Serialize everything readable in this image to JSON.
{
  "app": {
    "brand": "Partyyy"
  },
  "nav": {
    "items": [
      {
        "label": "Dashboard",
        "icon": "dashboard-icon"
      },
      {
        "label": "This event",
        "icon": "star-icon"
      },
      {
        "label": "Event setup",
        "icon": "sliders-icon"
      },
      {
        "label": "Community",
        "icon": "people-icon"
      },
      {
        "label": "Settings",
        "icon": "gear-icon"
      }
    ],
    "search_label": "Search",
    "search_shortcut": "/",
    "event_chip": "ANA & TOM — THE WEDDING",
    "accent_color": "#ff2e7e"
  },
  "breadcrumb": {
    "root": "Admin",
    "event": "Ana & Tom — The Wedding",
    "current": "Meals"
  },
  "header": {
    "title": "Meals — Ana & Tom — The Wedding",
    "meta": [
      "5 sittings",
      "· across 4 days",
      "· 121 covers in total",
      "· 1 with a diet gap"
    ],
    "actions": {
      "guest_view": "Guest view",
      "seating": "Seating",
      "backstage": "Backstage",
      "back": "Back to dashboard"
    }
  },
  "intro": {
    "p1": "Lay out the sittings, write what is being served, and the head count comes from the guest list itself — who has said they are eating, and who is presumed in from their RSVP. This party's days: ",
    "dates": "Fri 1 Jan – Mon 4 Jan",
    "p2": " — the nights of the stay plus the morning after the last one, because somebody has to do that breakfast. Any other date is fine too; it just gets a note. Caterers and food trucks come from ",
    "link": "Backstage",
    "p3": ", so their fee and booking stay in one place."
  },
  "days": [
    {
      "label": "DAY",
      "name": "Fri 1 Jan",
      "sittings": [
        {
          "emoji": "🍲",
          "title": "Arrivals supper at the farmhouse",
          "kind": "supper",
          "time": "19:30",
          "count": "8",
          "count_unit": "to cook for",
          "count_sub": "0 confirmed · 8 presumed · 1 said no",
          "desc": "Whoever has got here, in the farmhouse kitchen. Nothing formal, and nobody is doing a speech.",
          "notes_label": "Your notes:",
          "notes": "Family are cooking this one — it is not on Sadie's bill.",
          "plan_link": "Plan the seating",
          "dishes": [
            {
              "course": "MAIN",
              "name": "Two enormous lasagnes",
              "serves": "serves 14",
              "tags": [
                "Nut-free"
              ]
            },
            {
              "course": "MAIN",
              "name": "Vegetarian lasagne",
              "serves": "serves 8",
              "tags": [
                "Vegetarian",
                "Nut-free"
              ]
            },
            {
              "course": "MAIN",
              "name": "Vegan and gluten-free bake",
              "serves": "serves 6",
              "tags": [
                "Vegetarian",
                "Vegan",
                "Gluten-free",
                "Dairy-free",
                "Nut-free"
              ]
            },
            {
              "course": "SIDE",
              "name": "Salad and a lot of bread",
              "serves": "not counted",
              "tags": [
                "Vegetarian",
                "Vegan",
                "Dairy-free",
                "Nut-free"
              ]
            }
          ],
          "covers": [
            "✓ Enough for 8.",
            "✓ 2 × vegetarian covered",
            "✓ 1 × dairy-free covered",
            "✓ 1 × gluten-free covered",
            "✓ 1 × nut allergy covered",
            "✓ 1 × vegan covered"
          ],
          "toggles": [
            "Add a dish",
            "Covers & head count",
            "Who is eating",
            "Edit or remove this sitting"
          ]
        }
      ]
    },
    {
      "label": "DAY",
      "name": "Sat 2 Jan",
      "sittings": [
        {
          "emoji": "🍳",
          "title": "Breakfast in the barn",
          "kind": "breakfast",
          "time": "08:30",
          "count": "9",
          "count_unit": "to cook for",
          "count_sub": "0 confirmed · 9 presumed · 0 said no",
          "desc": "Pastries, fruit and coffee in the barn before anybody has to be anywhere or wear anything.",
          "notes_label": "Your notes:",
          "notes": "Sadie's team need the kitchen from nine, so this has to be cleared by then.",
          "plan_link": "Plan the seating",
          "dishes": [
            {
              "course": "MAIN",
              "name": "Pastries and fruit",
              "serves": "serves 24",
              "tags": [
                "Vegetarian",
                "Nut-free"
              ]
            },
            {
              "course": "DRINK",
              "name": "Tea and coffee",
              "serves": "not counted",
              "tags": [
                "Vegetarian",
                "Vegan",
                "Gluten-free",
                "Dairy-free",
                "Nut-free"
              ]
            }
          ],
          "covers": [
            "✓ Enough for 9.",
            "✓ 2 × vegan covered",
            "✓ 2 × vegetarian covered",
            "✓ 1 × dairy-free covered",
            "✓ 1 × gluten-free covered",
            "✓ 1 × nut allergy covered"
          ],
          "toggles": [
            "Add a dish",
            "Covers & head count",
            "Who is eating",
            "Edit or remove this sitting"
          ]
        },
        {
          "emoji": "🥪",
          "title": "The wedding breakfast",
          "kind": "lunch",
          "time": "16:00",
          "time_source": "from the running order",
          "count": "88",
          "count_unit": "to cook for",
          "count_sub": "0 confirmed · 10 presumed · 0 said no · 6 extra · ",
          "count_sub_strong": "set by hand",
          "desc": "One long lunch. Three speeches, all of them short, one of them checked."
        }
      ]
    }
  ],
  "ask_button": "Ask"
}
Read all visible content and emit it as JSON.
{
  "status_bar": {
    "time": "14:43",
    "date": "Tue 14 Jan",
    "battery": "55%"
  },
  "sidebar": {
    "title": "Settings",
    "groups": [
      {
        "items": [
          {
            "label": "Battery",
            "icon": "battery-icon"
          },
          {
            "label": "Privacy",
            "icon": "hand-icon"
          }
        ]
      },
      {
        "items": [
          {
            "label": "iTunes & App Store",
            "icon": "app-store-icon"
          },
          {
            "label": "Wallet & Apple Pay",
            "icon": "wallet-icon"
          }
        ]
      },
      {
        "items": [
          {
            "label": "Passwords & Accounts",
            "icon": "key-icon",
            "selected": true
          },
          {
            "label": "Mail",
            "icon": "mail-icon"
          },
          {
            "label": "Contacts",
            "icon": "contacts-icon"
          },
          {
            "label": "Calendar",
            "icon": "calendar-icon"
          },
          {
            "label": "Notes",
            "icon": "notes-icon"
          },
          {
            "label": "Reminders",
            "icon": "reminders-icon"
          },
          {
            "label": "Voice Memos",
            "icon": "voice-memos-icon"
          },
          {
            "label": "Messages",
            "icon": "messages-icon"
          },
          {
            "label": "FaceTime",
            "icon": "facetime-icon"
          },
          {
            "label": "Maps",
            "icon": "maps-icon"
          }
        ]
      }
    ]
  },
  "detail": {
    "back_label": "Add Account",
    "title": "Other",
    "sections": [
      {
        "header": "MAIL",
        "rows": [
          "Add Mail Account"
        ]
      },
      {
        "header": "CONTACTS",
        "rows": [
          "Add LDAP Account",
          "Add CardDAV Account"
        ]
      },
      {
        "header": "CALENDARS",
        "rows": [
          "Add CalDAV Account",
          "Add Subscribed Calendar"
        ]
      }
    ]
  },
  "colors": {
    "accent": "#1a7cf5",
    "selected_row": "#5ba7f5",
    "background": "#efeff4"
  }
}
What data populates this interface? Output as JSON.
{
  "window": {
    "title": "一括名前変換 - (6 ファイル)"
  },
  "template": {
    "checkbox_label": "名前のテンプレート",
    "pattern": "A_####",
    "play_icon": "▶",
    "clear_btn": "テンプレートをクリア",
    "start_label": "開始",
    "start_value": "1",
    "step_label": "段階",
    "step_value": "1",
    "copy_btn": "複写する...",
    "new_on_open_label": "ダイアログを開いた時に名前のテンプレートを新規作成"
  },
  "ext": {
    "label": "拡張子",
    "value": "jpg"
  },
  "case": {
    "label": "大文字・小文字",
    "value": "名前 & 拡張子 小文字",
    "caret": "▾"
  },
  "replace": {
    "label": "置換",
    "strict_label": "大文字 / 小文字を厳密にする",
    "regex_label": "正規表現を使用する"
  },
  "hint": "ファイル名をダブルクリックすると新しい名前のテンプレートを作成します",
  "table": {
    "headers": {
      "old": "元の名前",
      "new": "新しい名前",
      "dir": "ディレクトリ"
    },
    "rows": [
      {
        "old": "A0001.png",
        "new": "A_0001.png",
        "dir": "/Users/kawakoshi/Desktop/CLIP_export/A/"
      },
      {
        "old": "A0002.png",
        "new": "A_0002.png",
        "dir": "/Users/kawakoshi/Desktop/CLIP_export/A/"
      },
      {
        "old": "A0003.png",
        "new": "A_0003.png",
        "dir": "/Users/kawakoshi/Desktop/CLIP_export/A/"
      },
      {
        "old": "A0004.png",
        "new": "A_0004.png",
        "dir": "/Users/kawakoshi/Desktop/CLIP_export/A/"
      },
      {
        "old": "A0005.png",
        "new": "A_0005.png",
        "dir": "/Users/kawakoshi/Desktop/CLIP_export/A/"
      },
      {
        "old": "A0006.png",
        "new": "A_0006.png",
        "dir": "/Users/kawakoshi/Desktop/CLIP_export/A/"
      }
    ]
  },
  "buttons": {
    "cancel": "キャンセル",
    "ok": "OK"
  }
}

Task requirements
Gather and return every line that holds the string "kind".

The response
          "kind": "supper",
          "kind": "breakfast",
          "kind": "lunch",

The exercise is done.